§ **Work to be completed**:
Pick out each line of the records in which the word "chart" appears.

┌────────

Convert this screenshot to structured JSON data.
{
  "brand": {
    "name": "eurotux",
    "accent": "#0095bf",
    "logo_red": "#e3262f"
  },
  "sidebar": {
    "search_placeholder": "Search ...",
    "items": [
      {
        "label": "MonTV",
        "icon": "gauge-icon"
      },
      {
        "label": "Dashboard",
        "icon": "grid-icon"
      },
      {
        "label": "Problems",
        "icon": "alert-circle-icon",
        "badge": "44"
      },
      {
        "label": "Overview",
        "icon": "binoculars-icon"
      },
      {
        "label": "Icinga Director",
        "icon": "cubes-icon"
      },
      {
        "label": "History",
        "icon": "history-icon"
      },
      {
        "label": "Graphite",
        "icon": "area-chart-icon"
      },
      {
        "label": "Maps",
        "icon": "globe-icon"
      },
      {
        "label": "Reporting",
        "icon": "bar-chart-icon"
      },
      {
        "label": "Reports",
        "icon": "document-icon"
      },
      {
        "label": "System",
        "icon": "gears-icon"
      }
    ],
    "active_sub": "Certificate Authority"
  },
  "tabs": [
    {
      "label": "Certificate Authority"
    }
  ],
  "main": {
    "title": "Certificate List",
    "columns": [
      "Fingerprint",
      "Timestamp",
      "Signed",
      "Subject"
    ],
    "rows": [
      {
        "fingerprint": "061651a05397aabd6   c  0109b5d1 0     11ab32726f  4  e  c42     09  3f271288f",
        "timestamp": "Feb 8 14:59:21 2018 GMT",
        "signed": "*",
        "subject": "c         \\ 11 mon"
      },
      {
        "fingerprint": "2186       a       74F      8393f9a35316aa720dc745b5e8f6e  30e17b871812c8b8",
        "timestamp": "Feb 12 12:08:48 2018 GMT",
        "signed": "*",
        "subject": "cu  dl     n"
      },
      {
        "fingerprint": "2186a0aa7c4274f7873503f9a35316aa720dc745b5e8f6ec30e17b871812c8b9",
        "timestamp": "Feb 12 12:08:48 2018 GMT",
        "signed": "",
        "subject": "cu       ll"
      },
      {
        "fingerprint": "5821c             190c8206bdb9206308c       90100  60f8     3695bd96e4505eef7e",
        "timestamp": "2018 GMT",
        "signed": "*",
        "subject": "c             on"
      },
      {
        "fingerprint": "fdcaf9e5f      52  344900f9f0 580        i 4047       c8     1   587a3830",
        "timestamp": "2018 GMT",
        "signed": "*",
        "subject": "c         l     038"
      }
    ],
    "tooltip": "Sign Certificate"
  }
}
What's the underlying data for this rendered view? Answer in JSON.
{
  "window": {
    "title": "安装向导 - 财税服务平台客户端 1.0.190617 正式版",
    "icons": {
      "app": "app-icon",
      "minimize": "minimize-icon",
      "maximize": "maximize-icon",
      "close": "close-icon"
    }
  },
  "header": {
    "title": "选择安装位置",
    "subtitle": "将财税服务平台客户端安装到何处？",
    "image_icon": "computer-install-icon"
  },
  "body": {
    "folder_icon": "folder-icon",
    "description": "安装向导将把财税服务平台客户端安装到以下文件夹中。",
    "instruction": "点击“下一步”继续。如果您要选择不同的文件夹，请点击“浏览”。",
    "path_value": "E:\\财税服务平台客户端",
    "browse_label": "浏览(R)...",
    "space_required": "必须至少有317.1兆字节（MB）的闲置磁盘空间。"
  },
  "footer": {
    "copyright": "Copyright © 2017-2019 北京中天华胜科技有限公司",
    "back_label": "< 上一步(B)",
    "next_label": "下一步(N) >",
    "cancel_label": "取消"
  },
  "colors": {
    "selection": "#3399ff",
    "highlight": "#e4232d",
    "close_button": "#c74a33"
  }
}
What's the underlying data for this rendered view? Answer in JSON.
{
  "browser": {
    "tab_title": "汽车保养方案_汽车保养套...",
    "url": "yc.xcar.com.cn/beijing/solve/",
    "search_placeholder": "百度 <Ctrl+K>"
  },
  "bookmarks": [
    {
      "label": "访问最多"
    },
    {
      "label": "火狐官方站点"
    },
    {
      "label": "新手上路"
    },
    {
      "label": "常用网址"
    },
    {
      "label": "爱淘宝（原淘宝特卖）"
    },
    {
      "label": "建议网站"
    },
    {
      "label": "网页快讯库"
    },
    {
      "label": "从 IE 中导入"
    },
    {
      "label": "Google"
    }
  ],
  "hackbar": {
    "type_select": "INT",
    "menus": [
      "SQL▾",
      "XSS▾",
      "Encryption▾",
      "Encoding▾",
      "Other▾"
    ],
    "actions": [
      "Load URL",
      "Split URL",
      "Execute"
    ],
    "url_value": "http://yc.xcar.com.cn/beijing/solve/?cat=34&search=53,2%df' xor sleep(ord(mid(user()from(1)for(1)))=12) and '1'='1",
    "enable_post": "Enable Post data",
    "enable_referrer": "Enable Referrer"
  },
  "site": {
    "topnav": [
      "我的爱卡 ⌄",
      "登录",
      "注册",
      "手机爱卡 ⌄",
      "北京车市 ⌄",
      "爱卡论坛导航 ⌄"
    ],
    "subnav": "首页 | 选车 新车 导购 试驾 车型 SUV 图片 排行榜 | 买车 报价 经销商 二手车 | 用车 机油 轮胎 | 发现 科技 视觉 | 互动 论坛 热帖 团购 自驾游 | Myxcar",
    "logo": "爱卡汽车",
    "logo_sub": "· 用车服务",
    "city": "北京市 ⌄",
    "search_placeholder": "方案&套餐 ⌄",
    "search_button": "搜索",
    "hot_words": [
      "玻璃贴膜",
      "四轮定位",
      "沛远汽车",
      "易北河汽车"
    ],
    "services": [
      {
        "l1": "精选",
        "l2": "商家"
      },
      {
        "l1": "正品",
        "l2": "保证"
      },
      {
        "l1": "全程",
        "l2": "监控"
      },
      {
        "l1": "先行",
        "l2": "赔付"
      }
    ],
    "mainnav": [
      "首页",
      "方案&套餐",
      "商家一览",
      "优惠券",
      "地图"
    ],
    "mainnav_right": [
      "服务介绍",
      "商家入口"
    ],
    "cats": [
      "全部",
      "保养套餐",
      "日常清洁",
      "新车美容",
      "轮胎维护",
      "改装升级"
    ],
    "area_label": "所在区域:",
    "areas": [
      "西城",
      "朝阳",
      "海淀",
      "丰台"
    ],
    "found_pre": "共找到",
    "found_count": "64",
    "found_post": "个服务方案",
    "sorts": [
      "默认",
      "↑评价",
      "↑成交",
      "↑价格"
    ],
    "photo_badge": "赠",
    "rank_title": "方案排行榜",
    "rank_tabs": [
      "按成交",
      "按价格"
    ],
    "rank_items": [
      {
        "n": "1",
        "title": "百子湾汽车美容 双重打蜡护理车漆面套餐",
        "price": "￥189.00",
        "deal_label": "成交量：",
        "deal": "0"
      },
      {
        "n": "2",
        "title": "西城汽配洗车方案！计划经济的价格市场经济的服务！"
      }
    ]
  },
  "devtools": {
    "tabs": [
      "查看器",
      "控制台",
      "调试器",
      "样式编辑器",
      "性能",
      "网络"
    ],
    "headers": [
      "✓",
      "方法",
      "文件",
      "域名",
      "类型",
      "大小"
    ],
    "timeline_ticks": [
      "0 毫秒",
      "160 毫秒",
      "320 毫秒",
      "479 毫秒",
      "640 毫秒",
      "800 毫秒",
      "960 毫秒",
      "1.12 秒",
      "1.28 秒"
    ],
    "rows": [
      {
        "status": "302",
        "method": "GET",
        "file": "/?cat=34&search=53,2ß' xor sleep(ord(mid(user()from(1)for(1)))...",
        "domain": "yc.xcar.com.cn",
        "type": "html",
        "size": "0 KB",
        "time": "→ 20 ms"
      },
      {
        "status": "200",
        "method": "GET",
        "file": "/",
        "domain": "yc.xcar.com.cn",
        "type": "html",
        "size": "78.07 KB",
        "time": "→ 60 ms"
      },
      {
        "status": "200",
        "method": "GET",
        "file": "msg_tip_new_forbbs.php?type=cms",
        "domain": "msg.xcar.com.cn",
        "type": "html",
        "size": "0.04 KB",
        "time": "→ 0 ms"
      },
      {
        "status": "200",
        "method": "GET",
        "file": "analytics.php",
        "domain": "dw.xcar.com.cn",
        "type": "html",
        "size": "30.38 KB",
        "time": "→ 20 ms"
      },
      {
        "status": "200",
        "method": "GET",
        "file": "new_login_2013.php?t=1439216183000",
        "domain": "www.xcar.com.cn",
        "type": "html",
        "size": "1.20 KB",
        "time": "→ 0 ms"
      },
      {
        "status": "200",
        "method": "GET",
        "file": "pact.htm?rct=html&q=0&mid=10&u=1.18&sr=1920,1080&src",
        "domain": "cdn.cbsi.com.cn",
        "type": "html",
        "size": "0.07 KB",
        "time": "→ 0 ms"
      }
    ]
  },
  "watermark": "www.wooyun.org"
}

└────────

§ **Response for this exercise**:
        "icon": "area-chart-icon"
        "icon": "bar-chart-icon"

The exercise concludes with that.